# [Set problem]
Skip the pictures. Repeat everything else in the records word for word.

# [Listing]
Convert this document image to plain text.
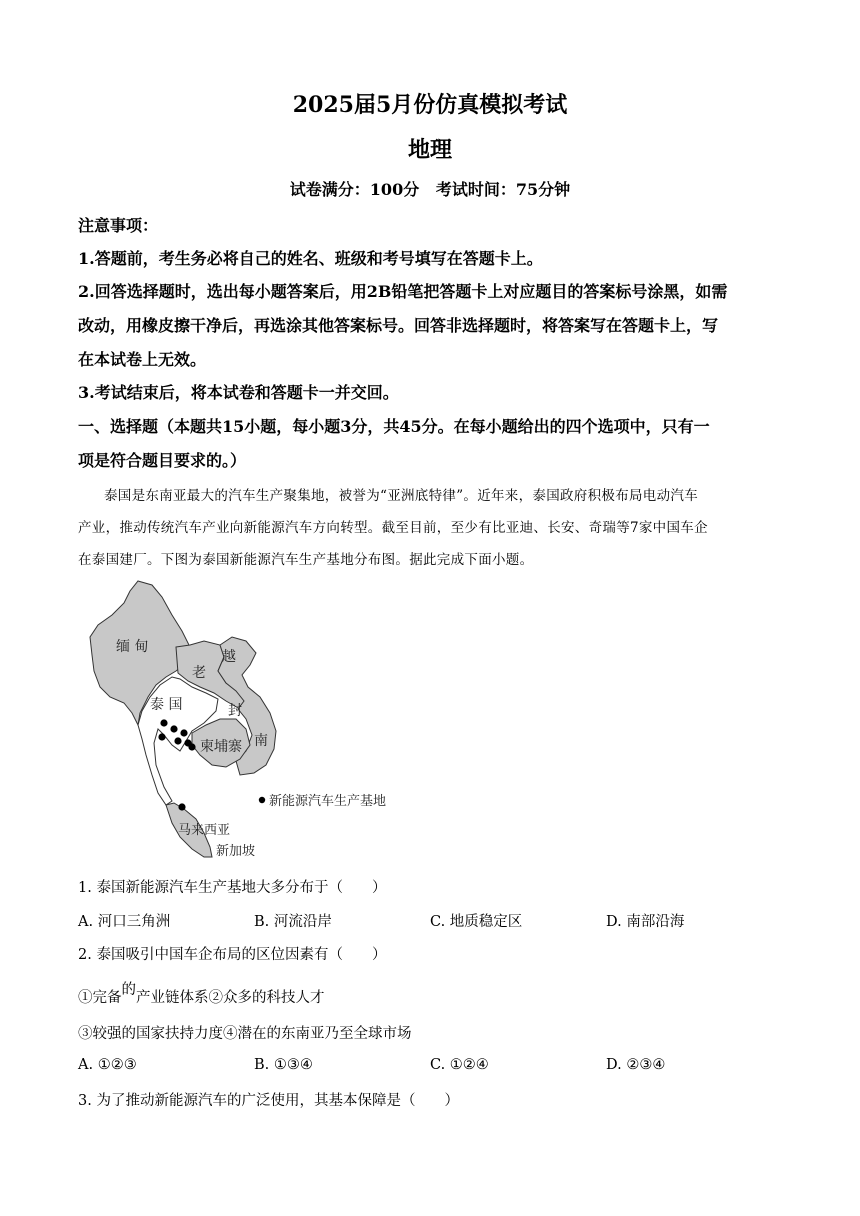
2025届5月份仿真模拟考试
地理
试卷满分：100分   考试时间：75分钟
注意事项：
1.答题前，考生务必将自己的姓名、班级和考号填写在答题卡上。
2.回答选择题时，选出每小题答案后，用2B铅笔把答题卡上对应题目的答案标号涂黑，如需
改动，用橡皮擦干净后，再选涂其他答案标号。回答非选择题时，将答案写在答题卡上，写
在本试卷上无效。
3.考试结束后，将本试卷和答题卡一并交回。
一、选择题（本题共15小题，每小题3分，共45分。在每小题给出的四个选项中，只有一
项是符合题目要求的。）
泰国是东南亚最大的汽车生产聚集地，被誉为“亚洲底特律”。近年来，泰国政府积极布局电动汽车
产业，推动传统汽车产业向新能源汽车方向转型。截至目前，至少有比亚迪、长安、奇瑞等7家中国车企
在泰国建厂。下图为泰国新能源汽车生产基地分布图。据此完成下面小题。
缅 甸
老
越
泰 国	封
柬埔寨 南
马来西亚
新加坡
新能源汽车生产基地
1. 泰国新能源汽车生产基地大多分布于（　　）
A. 河口三角洲	B. 河流沿岸	C. 地质稳定区	D. 南部沿海
2. 泰国吸引中国车企布局的区位因素有（　　）
①完备的产业链体系②众多的科技人才
③较强的国家扶持力度④潜在的东南亚乃至全球市场
A. ①②③	B. ①③④	C. ①②④	D. ②③④
3. 为了推动新能源汽车的广泛使用，其基本保障是（　　）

# [Solution below]
Convert this document image to plain text.
2025届5月份仿真模拟考试
地理
试卷满分：100分   考试时间：75分钟
注意事项：
1.答题前，考生务必将自己的姓名、班级和考号填写在答题卡上。
2.回答选择题时，选出每小题答案后，用2B铅笔把答题卡上对应题目的答案标号涂黑，如需
改动，用橡皮擦干净后，再选涂其他答案标号。回答非选择题时，将答案写在答题卡上，写
在本试卷上无效。
3.考试结束后，将本试卷和答题卡一并交回。
一、选择题（本题共15小题，每小题3分，共45分。在每小题给出的四个选项中，只有一
项是符合题目要求的。）
泰国是东南亚最大的汽车生产聚集地，被誉为“亚洲底特律”。近年来，泰国政府积极布局电动汽车
产业，推动传统汽车产业向新能源汽车方向转型。截至目前，至少有比亚迪、长安、奇瑞等7家中国车企
在泰国建厂。下图为泰国新能源汽车生产基地分布图。据此完成下面小题。
缅 甸
老
越
泰 国	封
柬埔寨 南
马来西亚
新加坡
新能源汽车生产基地
1. 泰国新能源汽车生产基地大多分布于（　　）
A. 河口三角洲	B. 河流沿岸	C. 地质稳定区	D. 南部沿海
2. 泰国吸引中国车企布局的区位因素有（　　）
①完备的产业链体系②众多的科技人才
③较强的国家扶持力度④潜在的东南亚乃至全球市场
A. ①②③	B. ①③④	C. ①②④	D. ②③④
3. 为了推动新能源汽车的广泛使用，其基本保障是（　　）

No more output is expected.